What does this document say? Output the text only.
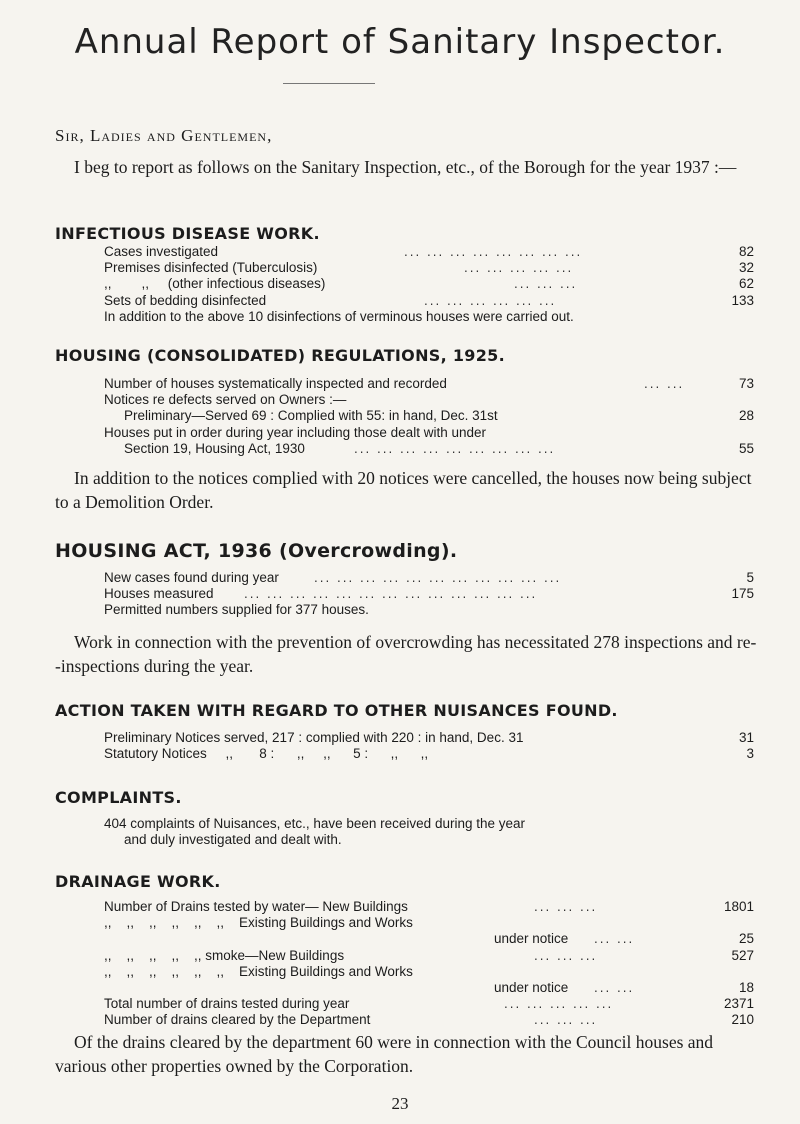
Annual Report of Sanitary Inspector.
Sir, Ladies and Gentlemen,
I beg to report as follows on the Sanitary Inspection, etc., of the Borough for the year 1937 :—
INFECTIOUS DISEASE WORK.
Cases investigated	... ... ... ... ... ... ... ...	82
Premises disinfected (Tuberculosis)	... ... ... ... ...	32
,,        ,,     (other infectious diseases)	... ... ...	62
Sets of bedding disinfected	... ... ... ... ... ...	133
In addition to the above 10 disinfections of verminous houses were carried out.
HOUSING (CONSOLIDATED) REGULATIONS, 1925.
Number of houses systematically inspected and recorded	... ...	73
Notices re defects served on Owners :—
Preliminary—Served 69 : Complied with 55: in hand, Dec. 31st	28
Houses put in order during year including those dealt with under
Section 19, Housing Act, 1930	... ... ... ... ... ... ... ... ...	55
In addition to the notices complied with 20 notices were cancelled, the houses now being subject to a Demolition Order.
HOUSING ACT, 1936 (Overcrowding).
New cases found during year	... ... ... ... ... ... ... ... ... ... ...	5
Houses measured ... ... ... ... ... ... ... ... ... ... ... ... ...	175
Permitted numbers supplied for 377 houses.
Work in connection with the prevention of overcrowding has necessitated 278 inspections and re--inspections during the year.
ACTION TAKEN WITH REGARD TO OTHER NUISANCES FOUND.
Preliminary Notices served, 217 : complied with 220 : in hand, Dec. 31	31
Statutory Notices     ,,       8 :      ,,     ,,      5 :      ,,      ,,	3
COMPLAINTS.
404 complaints of Nuisances, etc., have been received during the year
and duly investigated and dealt with.
DRAINAGE WORK.
Number of Drains tested by water— New Buildings	... ... ...	1801
,,    ,,    ,,    ,,    ,,    ,,    Existing Buildings and Works
under notice ... ...	25
,,    ,,    ,,    ,,    ,, smoke—New Buildings	... ... ...	527
,,    ,,    ,,    ,,    ,,    ,,    Existing Buildings and Works
under notice ... ...	18
Total number of drains tested during year	... ... ... ... ...	2371
Number of drains cleared by the Department	... ... ...	210
Of the drains cleared by the department 60 were in connection with the Council houses and various other properties owned by the Corporation.
23
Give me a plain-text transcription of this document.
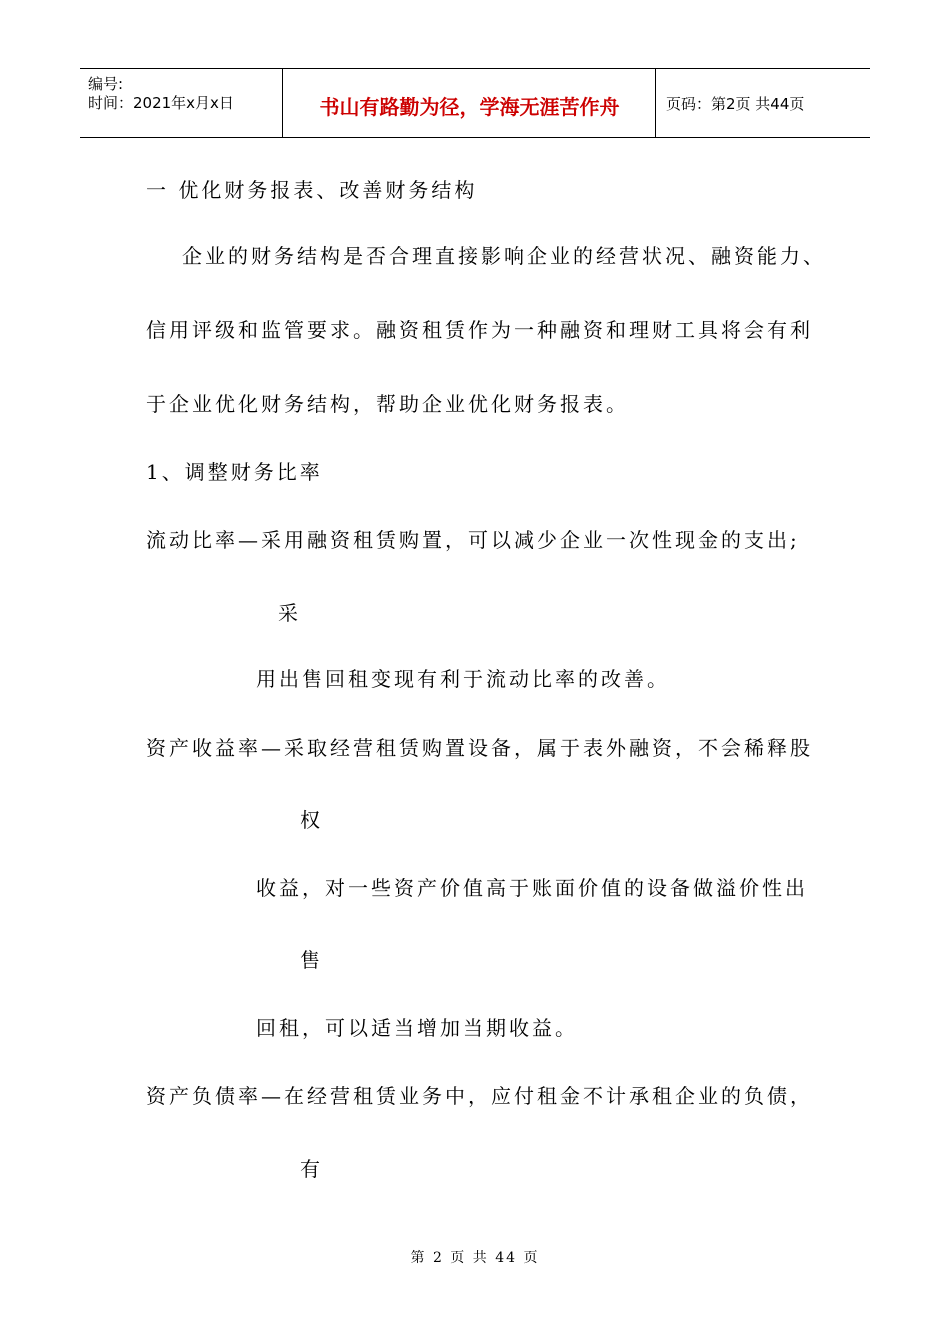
编号:
时间：2021年x月x日	书山有路勤为径，学海无涯苦作舟	页码：第2页 共44页
一 优化财务报表、改善财务结构
企业的财务结构是否合理直接影响企业的经营状况、融资能力、
信用评级和监管要求。融资租赁作为一种融资和理财工具将会有利
于企业优化财务结构，帮助企业优化财务报表。
1、调整财务比率
流动比率—采用融资租赁购置，可以减少企业一次性现金的支出;
采
用出售回租变现有利于流动比率的改善。
资产收益率—采取经营租赁购置设备，属于表外融资，不会稀释股
权
收益，对一些资产价值高于账面价值的设备做溢价性出
售
回租，可以适当增加当期收益。
资产负债率—在经营租赁业务中，应付租金不计承租企业的负债，
有
第 2 页 共 44 页
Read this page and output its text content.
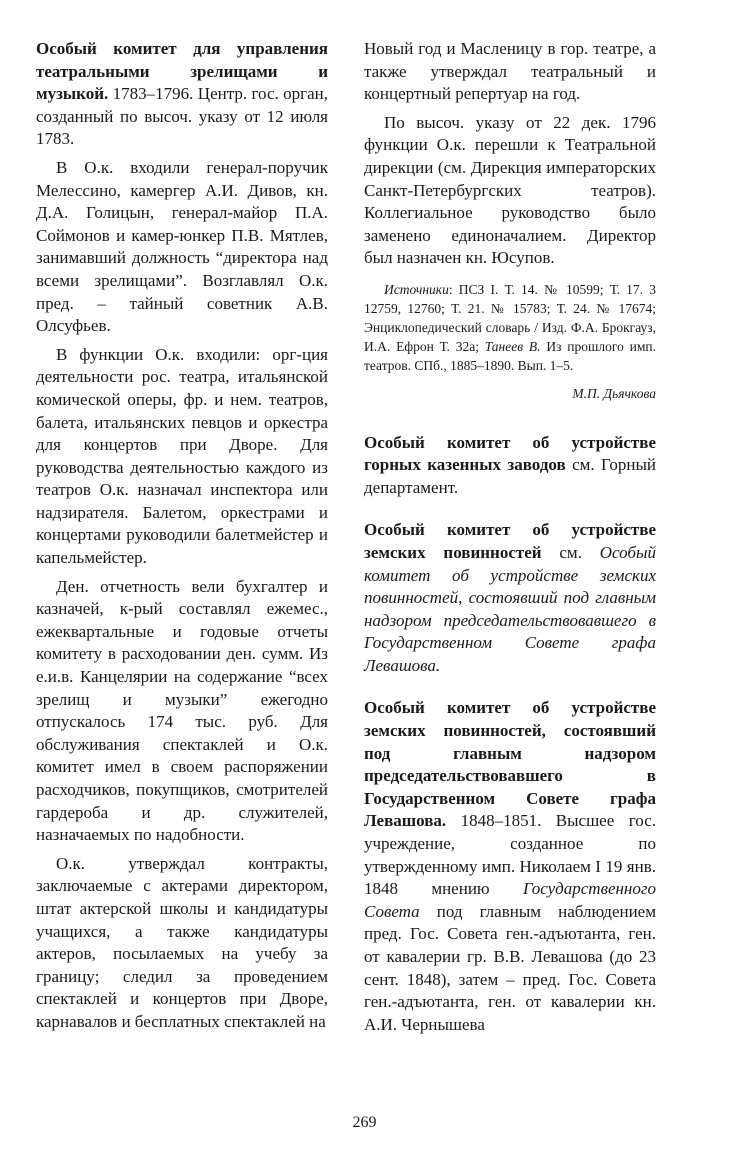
Особый комитет для управления театральными зрелищами и музыкой. 1783–1796. Центр. гос. орган, созданный по высоч. указу от 12 июля 1783.

В О.к. входили генерал-поручик Мелессино, камергер А.И. Дивов, кн. Д.А. Голицын, генерал-майор П.А. Соймонов и камер-юнкер П.В. Мятлев, занимавший должность “директора над всеми зрелищами”. Возглавлял О.к. пред. – тайный советник А.В. Олсуфьев.

В функции О.к. входили: орг-ция деятельности рос. театра, итальянской комической оперы, фр. и нем. театров, балета, итальянских певцов и оркестра для концертов при Дворе. Для руководства деятельностью каждого из театров О.к. назначал инспектора или надзирателя. Балетом, оркестрами и концертами руководили балетмейстер и капельмейстер.

Ден. отчетность вели бухгалтер и казначей, к-рый составлял ежемес., ежеквартальные и годовые отчеты комитету в расходовании ден. сумм. Из е.и.в. Канцелярии на содержание “всех зрелищ и музыки” ежегодно отпускалось 174 тыс. руб. Для обслуживания спектаклей и О.к. комитет имел в своем распоряжении расходчиков, покупщиков, смотрителей гардероба и др. служителей, назначаемых по надобности.

О.к. утверждал контракты, заключаемые с актерами директором, штат актерской школы и кандидатуры учащихся, а также кандидатуры актеров, посылаемых на учебу за границу; следил за проведением спектаклей и концертов при Дворе, карнавалов и бесплатных спектаклей на

Новый год и Масленицу в гор. театре, а также утверждал театральный и концертный репертуар на год.

По высоч. указу от 22 дек. 1796 функции О.к. перешли к Театральной дирекции (см. Дирекция императорских Санкт-Петербургских театров). Коллегиальное руководство было заменено единоначалием. Директор был назначен кн. Юсупов.

Источники: ПСЗ I. Т. 14. № 10599; Т. 17. 3 12759, 12760; Т. 21. № 15783; Т. 24. № 17674; Энциклопедический словарь / Изд. Ф.А. Брокгауз, И.А. Ефрон Т. 32а; Танеев В. Из прошлого имп. театров. СПб., 1885–1890. Вып. 1–5.

М.П. Дьячкова

Особый комитет об устройстве горных казенных заводов см. Горный департамент.

Особый комитет об устройстве земских повинностей см. Особый комитет об устройстве земских повинностей, состоявший под главным надзором председательствовавшего в Государственном Совете графа Левашова.

Особый комитет об устройстве земских повинностей, состоявший под главным надзором председательствовавшего в Государственном Совете графа Левашова. 1848–1851. Высшее гос. учреждение, созданное по утвержденному имп. Николаем I 19 янв. 1848 мнению Государственного Совета под главным наблюдением пред. Гос. Совета ген.-адъютанта, ген. от кавалерии гр. В.В. Левашова (до 23 сент. 1848), затем – пред. Гос. Совета ген.-адъютанта, ген. от кавалерии кн. А.И. Чернышева

269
________________________________________
**Instructions to follow**
Reproduce the records above exactly, leaving out every picture they contain.

**Result below**
What does this document say? Output the text only.
Annual Report of Sanitary Inspector.
Sir, Ladies and Gentlemen,
I beg to report as follows on the Sanitary Inspection, etc., of the Borough for the year 1937 :—
INFECTIOUS DISEASE WORK.
Cases investigated	... ... ... ... ... ... ... ...	82
Premises disinfected (Tuberculosis)	... ... ... ... ...	32
,,        ,,     (other infectious diseases)	... ... ...	62
Sets of bedding disinfected	... ... ... ... ... ...	133
In addition to the above 10 disinfections of verminous houses were carried out.
HOUSING (CONSOLIDATED) REGULATIONS, 1925.
Number of houses systematically inspected and recorded	... ...	73
Notices re defects served on Owners :—
Preliminary—Served 69 : Complied with 55: in hand, Dec. 31st	28
Houses put in order during year including those dealt with under
Section 19, Housing Act, 1930	... ... ... ... ... ... ... ... ...	55
In addition to the notices complied with 20 notices were cancelled, the houses now being subject to a Demolition Order.
HOUSING ACT, 1936 (Overcrowding).
New cases found during year	... ... ... ... ... ... ... ... ... ... ...	5
Houses measured ... ... ... ... ... ... ... ... ... ... ... ... ...	175
Permitted numbers supplied for 377 houses.
Work in connection with the prevention of overcrowding has necessitated 278 inspections and re--inspections during the year.
ACTION TAKEN WITH REGARD TO OTHER NUISANCES FOUND.
Preliminary Notices served, 217 : complied with 220 : in hand, Dec. 31	31
Statutory Notices     ,,       8 :      ,,     ,,      5 :      ,,      ,,	3
COMPLAINTS.
404 complaints of Nuisances, etc., have been received during the year
and duly investigated and dealt with.
DRAINAGE WORK.
Number of Drains tested by water— New Buildings	... ... ...	1801
,,    ,,    ,,    ,,    ,,    ,,    Existing Buildings and Works
under notice ... ...	25
,,    ,,    ,,    ,,    ,, smoke—New Buildings	... ... ...	527
,,    ,,    ,,    ,,    ,,    ,,    Existing Buildings and Works
under notice ... ...	18
Total number of drains tested during year	... ... ... ... ...	2371
Number of drains cleared by the Department	... ... ...	210
Of the drains cleared by the department 60 were in connection with the Council houses and various other properties owned by the Corporation.
23
Give me a plain-text transcription of this document.
编号:
时间：2021年x月x日	书山有路勤为径，学海无涯苦作舟	页码：第2页 共44页
一 优化财务报表、改善财务结构
企业的财务结构是否合理直接影响企业的经营状况、融资能力、
信用评级和监管要求。融资租赁作为一种融资和理财工具将会有利
于企业优化财务结构，帮助企业优化财务报表。
1、调整财务比率
流动比率—采用融资租赁购置，可以减少企业一次性现金的支出;
采
用出售回租变现有利于流动比率的改善。
资产收益率—采取经营租赁购置设备，属于表外融资，不会稀释股
权
收益，对一些资产价值高于账面价值的设备做溢价性出
售
回租，可以适当增加当期收益。
资产负债率—在经营租赁业务中，应付租金不计承租企业的负债，
有
第 2 页 共 44 页
Read this page and output its text content.
Особый комитет для управления театральными зрелищами и музыкой. 1783–1796. Центр. гос. орган, созданный по высоч. указу от 12 июля 1783.

В О.к. входили генерал-поручик Мелессино, камергер А.И. Дивов, кн. Д.А. Голицын, генерал-майор П.А. Соймонов и камер-юнкер П.В. Мятлев, занимавший должность “директора над всеми зрелищами”. Возглавлял О.к. пред. – тайный советник А.В. Олсуфьев.

В функции О.к. входили: орг-ция деятельности рос. театра, итальянской комической оперы, фр. и нем. театров, балета, итальянских певцов и оркестра для концертов при Дворе. Для руководства деятельностью каждого из театров О.к. назначал инспектора или надзирателя. Балетом, оркестрами и концертами руководили балетмейстер и капельмейстер.

Ден. отчетность вели бухгалтер и казначей, к-рый составлял ежемес., ежеквартальные и годовые отчеты комитету в расходовании ден. сумм. Из е.и.в. Канцелярии на содержание “всех зрелищ и музыки” ежегодно отпускалось 174 тыс. руб. Для обслуживания спектаклей и О.к. комитет имел в своем распоряжении расходчиков, покупщиков, смотрителей гардероба и др. служителей, назначаемых по надобности.

О.к. утверждал контракты, заключаемые с актерами директором, штат актерской школы и кандидатуры учащихся, а также кандидатуры актеров, посылаемых на учебу за границу; следил за проведением спектаклей и концертов при Дворе, карнавалов и бесплатных спектаклей на

Новый год и Масленицу в гор. театре, а также утверждал театральный и концертный репертуар на год.

По высоч. указу от 22 дек. 1796 функции О.к. перешли к Театральной дирекции (см. Дирекция императорских Санкт-Петербургских театров). Коллегиальное руководство было заменено единоначалием. Директор был назначен кн. Юсупов.

Источники: ПСЗ I. Т. 14. № 10599; Т. 17. 3 12759, 12760; Т. 21. № 15783; Т. 24. № 17674; Энциклопедический словарь / Изд. Ф.А. Брокгауз, И.А. Ефрон Т. 32а; Танеев В. Из прошлого имп. театров. СПб., 1885–1890. Вып. 1–5.

М.П. Дьячкова

Особый комитет об устройстве горных казенных заводов см. Горный департамент.

Особый комитет об устройстве земских повинностей см. Особый комитет об устройстве земских повинностей, состоявший под главным надзором председательствовавшего в Государственном Совете графа Левашова.

Особый комитет об устройстве земских повинностей, состоявший под главным надзором председательствовавшего в Государственном Совете графа Левашова. 1848–1851. Высшее гос. учреждение, созданное по утвержденному имп. Николаем I 19 янв. 1848 мнению Государственного Совета под главным наблюдением пред. Гос. Совета ген.-адъютанта, ген. от кавалерии гр. В.В. Левашова (до 23 сент. 1848), затем – пред. Гос. Совета ген.-адъютанта, ген. от кавалерии кн. А.И. Чернышева

269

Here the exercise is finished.